WRITTEN REQUEST:
Find the lines holding the word "index" and collect them.

* start GIVEN RECORDS *

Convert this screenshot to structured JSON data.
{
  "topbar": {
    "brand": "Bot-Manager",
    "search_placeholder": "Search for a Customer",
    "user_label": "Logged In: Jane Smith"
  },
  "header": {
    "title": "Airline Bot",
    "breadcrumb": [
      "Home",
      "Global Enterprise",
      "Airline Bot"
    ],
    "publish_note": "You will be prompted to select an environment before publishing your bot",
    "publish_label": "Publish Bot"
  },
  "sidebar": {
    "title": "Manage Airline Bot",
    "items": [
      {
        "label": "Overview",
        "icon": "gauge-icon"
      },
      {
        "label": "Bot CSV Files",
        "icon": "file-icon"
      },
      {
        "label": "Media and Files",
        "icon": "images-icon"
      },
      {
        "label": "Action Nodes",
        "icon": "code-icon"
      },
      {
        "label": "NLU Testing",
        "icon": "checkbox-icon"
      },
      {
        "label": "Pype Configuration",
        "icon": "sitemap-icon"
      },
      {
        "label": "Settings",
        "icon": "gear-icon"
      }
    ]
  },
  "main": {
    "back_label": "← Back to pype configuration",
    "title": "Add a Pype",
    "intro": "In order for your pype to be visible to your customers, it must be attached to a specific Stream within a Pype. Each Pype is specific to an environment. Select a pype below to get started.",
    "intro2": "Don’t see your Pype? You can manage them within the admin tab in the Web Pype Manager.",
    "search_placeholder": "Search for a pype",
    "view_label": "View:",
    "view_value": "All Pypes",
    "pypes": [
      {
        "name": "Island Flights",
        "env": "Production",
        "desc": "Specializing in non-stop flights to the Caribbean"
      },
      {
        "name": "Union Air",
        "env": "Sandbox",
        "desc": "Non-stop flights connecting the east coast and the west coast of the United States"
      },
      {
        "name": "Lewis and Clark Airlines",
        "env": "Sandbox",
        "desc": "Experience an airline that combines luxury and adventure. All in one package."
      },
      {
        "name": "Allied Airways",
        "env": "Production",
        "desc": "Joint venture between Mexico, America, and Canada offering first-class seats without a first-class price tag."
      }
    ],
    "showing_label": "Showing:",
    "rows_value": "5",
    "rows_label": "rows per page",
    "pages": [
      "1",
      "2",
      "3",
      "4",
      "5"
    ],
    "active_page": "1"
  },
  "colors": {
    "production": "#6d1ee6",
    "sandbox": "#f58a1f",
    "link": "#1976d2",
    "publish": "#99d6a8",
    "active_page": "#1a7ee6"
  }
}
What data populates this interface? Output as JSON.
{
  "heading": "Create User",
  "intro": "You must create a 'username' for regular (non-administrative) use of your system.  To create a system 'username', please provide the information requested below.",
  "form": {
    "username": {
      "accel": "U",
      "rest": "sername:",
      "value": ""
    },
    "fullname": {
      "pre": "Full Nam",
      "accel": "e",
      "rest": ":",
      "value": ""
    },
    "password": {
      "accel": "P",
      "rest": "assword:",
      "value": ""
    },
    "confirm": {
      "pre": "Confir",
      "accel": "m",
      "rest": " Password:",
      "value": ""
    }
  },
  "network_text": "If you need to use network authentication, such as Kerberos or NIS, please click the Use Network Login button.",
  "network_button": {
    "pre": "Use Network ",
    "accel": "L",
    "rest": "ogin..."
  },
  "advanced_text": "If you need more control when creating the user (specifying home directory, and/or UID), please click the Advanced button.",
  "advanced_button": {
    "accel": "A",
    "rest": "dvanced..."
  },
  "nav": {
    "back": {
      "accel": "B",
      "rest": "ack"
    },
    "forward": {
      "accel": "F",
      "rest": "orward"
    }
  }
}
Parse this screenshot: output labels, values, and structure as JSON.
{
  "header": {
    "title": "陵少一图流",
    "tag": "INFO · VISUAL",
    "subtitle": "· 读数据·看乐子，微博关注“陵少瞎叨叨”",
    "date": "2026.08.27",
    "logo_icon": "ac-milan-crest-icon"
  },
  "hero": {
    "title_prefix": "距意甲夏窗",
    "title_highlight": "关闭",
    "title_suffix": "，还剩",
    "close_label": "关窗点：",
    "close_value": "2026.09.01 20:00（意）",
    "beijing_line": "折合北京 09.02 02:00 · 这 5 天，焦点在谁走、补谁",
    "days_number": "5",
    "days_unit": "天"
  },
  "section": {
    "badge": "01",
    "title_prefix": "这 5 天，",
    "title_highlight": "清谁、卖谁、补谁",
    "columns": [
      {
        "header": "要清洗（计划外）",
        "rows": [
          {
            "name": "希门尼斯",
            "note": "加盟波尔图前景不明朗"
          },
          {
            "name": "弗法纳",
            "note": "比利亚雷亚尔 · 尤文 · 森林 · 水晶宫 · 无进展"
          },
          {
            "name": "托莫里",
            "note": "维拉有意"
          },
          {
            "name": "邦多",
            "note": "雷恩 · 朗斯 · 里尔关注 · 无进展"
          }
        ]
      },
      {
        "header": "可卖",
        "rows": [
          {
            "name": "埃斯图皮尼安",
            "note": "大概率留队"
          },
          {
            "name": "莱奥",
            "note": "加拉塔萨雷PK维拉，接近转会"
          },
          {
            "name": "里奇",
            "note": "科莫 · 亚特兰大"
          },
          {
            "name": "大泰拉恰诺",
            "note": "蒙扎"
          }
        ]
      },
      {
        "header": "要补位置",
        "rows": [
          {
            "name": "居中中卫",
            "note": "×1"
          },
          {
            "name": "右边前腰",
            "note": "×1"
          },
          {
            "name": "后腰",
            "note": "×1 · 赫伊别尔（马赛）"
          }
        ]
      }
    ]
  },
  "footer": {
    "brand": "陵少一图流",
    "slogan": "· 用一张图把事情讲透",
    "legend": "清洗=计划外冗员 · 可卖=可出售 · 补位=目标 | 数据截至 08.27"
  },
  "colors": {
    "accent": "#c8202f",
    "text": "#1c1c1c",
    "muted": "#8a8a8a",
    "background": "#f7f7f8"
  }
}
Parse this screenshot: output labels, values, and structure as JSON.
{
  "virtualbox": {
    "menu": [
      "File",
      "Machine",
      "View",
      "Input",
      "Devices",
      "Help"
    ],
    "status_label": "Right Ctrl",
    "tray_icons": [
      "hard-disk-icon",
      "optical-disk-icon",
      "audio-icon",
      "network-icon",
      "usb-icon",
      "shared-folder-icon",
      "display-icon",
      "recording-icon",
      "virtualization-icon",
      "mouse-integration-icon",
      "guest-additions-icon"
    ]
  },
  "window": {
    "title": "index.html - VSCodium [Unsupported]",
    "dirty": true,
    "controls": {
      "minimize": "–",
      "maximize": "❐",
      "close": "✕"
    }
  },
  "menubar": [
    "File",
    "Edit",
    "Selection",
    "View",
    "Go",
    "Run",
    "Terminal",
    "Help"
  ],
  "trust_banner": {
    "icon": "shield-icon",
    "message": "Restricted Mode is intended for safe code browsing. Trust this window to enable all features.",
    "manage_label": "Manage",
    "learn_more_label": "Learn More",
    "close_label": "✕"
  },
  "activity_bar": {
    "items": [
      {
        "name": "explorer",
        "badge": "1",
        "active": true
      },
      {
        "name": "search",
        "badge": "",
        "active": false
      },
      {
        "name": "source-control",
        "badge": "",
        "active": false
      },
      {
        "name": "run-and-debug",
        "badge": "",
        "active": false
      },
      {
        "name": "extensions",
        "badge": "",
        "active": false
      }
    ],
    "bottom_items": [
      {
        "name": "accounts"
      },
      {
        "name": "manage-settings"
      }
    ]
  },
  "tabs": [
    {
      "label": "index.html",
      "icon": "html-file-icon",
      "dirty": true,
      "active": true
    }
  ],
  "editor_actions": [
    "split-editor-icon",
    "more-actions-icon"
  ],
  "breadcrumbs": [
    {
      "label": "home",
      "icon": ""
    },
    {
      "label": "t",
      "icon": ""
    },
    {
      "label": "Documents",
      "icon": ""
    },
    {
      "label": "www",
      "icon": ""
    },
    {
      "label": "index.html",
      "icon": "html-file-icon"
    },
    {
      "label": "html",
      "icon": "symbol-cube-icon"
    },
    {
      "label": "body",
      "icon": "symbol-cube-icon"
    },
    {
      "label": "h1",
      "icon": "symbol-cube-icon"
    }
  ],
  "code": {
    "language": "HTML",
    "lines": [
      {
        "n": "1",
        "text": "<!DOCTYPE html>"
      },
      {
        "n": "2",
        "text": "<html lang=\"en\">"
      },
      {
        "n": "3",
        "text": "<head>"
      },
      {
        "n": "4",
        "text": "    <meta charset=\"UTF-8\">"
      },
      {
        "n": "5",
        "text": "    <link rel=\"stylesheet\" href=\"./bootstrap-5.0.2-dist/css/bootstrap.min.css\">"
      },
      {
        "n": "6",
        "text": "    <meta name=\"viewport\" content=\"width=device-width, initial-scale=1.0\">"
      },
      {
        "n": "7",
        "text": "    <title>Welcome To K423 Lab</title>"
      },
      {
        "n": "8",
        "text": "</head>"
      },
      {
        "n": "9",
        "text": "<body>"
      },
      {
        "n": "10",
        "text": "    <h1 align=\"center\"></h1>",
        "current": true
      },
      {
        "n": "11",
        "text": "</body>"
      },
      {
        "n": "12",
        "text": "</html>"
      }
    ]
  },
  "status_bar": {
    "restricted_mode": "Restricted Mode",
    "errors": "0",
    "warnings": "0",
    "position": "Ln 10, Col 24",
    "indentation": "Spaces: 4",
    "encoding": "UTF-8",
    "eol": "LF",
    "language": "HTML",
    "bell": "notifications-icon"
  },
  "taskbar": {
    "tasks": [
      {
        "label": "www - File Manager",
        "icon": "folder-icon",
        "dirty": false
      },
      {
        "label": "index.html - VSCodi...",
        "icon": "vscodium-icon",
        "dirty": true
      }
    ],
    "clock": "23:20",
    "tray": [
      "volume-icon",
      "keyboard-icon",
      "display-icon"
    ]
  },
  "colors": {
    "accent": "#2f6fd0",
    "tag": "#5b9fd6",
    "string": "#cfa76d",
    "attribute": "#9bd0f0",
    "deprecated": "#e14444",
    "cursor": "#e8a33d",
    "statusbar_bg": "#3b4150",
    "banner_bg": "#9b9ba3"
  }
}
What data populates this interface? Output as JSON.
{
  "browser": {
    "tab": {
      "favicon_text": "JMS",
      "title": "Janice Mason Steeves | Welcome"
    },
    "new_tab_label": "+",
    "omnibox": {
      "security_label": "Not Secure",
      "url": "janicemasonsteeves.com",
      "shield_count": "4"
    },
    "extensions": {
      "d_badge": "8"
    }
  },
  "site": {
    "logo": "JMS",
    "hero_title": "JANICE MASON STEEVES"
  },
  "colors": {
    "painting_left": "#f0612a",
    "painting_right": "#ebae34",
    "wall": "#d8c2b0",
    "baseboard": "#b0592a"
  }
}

* end GIVEN RECORDS *

SOLUTION TO THIS TASK:
    "title": "index.html - VSCodium [Unsupported]",
      "label": "index.html",
      "label": "index.html",
        "label": "index.html - VSCodi...",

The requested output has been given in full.